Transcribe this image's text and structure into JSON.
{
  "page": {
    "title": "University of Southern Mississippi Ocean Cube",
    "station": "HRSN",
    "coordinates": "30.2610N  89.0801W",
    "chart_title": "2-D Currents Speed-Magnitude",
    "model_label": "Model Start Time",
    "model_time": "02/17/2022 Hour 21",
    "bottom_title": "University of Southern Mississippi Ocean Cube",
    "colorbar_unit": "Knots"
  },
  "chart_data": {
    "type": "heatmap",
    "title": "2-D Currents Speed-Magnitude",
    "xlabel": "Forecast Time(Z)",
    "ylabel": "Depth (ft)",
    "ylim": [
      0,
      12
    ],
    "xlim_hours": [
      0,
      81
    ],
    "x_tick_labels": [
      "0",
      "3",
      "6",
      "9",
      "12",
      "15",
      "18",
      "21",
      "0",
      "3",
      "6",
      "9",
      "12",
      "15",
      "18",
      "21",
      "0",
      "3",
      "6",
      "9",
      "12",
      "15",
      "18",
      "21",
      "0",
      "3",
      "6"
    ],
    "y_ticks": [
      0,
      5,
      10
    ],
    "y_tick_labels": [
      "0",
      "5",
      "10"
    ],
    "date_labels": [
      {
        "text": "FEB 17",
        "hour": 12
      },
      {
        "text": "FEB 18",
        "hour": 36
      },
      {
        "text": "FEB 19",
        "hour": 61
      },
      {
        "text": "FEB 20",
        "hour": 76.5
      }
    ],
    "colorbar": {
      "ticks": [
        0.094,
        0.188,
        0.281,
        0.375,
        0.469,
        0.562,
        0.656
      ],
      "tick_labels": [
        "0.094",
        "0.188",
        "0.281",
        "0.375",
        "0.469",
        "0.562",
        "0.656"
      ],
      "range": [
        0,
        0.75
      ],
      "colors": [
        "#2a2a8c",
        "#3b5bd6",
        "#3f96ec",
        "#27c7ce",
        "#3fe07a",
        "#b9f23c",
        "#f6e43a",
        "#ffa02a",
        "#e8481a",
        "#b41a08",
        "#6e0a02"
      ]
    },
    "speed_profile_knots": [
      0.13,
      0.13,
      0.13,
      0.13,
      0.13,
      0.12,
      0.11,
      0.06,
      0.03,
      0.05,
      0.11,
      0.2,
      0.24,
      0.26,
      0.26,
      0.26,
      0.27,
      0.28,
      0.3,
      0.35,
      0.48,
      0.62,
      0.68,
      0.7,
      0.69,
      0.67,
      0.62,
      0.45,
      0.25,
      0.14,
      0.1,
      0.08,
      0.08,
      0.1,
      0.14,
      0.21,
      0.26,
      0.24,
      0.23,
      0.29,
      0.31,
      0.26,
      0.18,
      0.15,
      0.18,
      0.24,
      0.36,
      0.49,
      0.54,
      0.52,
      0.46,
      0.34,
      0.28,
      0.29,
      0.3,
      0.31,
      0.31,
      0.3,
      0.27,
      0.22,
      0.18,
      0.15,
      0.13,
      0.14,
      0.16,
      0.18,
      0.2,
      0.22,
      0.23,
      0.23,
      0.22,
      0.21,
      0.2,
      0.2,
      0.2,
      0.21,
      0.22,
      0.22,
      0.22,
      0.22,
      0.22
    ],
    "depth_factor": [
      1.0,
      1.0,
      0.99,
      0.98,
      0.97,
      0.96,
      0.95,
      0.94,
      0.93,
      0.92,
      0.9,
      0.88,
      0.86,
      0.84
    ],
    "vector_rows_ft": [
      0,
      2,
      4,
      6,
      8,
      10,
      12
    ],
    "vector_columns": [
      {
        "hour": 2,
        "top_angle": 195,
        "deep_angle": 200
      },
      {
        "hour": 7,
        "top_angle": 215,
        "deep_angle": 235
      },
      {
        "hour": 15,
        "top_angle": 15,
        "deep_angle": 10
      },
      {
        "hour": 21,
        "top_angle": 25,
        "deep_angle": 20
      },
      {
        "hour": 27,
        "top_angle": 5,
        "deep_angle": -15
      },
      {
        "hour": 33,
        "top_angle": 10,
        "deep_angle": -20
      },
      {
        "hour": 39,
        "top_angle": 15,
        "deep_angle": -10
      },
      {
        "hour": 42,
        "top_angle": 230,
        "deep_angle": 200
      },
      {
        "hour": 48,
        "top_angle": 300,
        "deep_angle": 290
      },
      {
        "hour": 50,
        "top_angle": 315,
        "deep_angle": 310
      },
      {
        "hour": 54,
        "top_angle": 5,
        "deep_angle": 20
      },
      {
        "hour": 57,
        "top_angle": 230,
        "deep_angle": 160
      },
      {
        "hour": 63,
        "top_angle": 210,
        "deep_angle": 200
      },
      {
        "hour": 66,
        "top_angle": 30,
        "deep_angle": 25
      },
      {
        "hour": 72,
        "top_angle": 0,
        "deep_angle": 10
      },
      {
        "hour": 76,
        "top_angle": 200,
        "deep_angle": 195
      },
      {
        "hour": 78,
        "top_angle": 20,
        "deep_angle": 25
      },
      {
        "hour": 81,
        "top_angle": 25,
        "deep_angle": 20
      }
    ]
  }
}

* * * * * * *

- Exercise instructions -
Transcribe every entry exactly, omitting nothing.

- Task response -
Transcribe this image's text and structure into JSON.
{
  "page": {
    "title": "University of Southern Mississippi Ocean Cube",
    "station": "HRSN",
    "coordinates": "30.2610N  89.0801W",
    "chart_title": "2-D Currents Speed-Magnitude",
    "model_label": "Model Start Time",
    "model_time": "02/17/2022 Hour 21",
    "bottom_title": "University of Southern Mississippi Ocean Cube",
    "colorbar_unit": "Knots"
  },
  "chart_data": {
    "type": "heatmap",
    "title": "2-D Currents Speed-Magnitude",
    "xlabel": "Forecast Time(Z)",
    "ylabel": "Depth (ft)",
    "ylim": [
      0,
      12
    ],
    "xlim_hours": [
      0,
      81
    ],
    "x_tick_labels": [
      "0",
      "3",
      "6",
      "9",
      "12",
      "15",
      "18",
      "21",
      "0",
      "3",
      "6",
      "9",
      "12",
      "15",
      "18",
      "21",
      "0",
      "3",
      "6",
      "9",
      "12",
      "15",
      "18",
      "21",
      "0",
      "3",
      "6"
    ],
    "y_ticks": [
      0,
      5,
      10
    ],
    "y_tick_labels": [
      "0",
      "5",
      "10"
    ],
    "date_labels": [
      {
        "text": "FEB 17",
        "hour": 12
      },
      {
        "text": "FEB 18",
        "hour": 36
      },
      {
        "text": "FEB 19",
        "hour": 61
      },
      {
        "text": "FEB 20",
        "hour": 76.5
      }
    ],
    "colorbar": {
      "ticks": [
        0.094,
        0.188,
        0.281,
        0.375,
        0.469,
        0.562,
        0.656
      ],
      "tick_labels": [
        "0.094",
        "0.188",
        "0.281",
        "0.375",
        "0.469",
        "0.562",
        "0.656"
      ],
      "range": [
        0,
        0.75
      ],
      "colors": [
        "#2a2a8c",
        "#3b5bd6",
        "#3f96ec",
        "#27c7ce",
        "#3fe07a",
        "#b9f23c",
        "#f6e43a",
        "#ffa02a",
        "#e8481a",
        "#b41a08",
        "#6e0a02"
      ]
    },
    "speed_profile_knots": [
      0.13,
      0.13,
      0.13,
      0.13,
      0.13,
      0.12,
      0.11,
      0.06,
      0.03,
      0.05,
      0.11,
      0.2,
      0.24,
      0.26,
      0.26,
      0.26,
      0.27,
      0.28,
      0.3,
      0.35,
      0.48,
      0.62,
      0.68,
      0.7,
      0.69,
      0.67,
      0.62,
      0.45,
      0.25,
      0.14,
      0.1,
      0.08,
      0.08,
      0.1,
      0.14,
      0.21,
      0.26,
      0.24,
      0.23,
      0.29,
      0.31,
      0.26,
      0.18,
      0.15,
      0.18,
      0.24,
      0.36,
      0.49,
      0.54,
      0.52,
      0.46,
      0.34,
      0.28,
      0.29,
      0.3,
      0.31,
      0.31,
      0.3,
      0.27,
      0.22,
      0.18,
      0.15,
      0.13,
      0.14,
      0.16,
      0.18,
      0.2,
      0.22,
      0.23,
      0.23,
      0.22,
      0.21,
      0.2,
      0.2,
      0.2,
      0.21,
      0.22,
      0.22,
      0.22,
      0.22,
      0.22
    ],
    "depth_factor": [
      1.0,
      1.0,
      0.99,
      0.98,
      0.97,
      0.96,
      0.95,
      0.94,
      0.93,
      0.92,
      0.9,
      0.88,
      0.86,
      0.84
    ],
    "vector_rows_ft": [
      0,
      2,
      4,
      6,
      8,
      10,
      12
    ],
    "vector_columns": [
      {
        "hour": 2,
        "top_angle": 195,
        "deep_angle": 200
      },
      {
        "hour": 7,
        "top_angle": 215,
        "deep_angle": 235
      },
      {
        "hour": 15,
        "top_angle": 15,
        "deep_angle": 10
      },
      {
        "hour": 21,
        "top_angle": 25,
        "deep_angle": 20
      },
      {
        "hour": 27,
        "top_angle": 5,
        "deep_angle": -15
      },
      {
        "hour": 33,
        "top_angle": 10,
        "deep_angle": -20
      },
      {
        "hour": 39,
        "top_angle": 15,
        "deep_angle": -10
      },
      {
        "hour": 42,
        "top_angle": 230,
        "deep_angle": 200
      },
      {
        "hour": 48,
        "top_angle": 300,
        "deep_angle": 290
      },
      {
        "hour": 50,
        "top_angle": 315,
        "deep_angle": 310
      },
      {
        "hour": 54,
        "top_angle": 5,
        "deep_angle": 20
      },
      {
        "hour": 57,
        "top_angle": 230,
        "deep_angle": 160
      },
      {
        "hour": 63,
        "top_angle": 210,
        "deep_angle": 200
      },
      {
        "hour": 66,
        "top_angle": 30,
        "deep_angle": 25
      },
      {
        "hour": 72,
        "top_angle": 0,
        "deep_angle": 10
      },
      {
        "hour": 76,
        "top_angle": 200,
        "deep_angle": 195
      },
      {
        "hour": 78,
        "top_angle": 20,
        "deep_angle": 25
      },
      {
        "hour": 81,
        "top_angle": 25,
        "deep_angle": 20
      }
    ]
  }
}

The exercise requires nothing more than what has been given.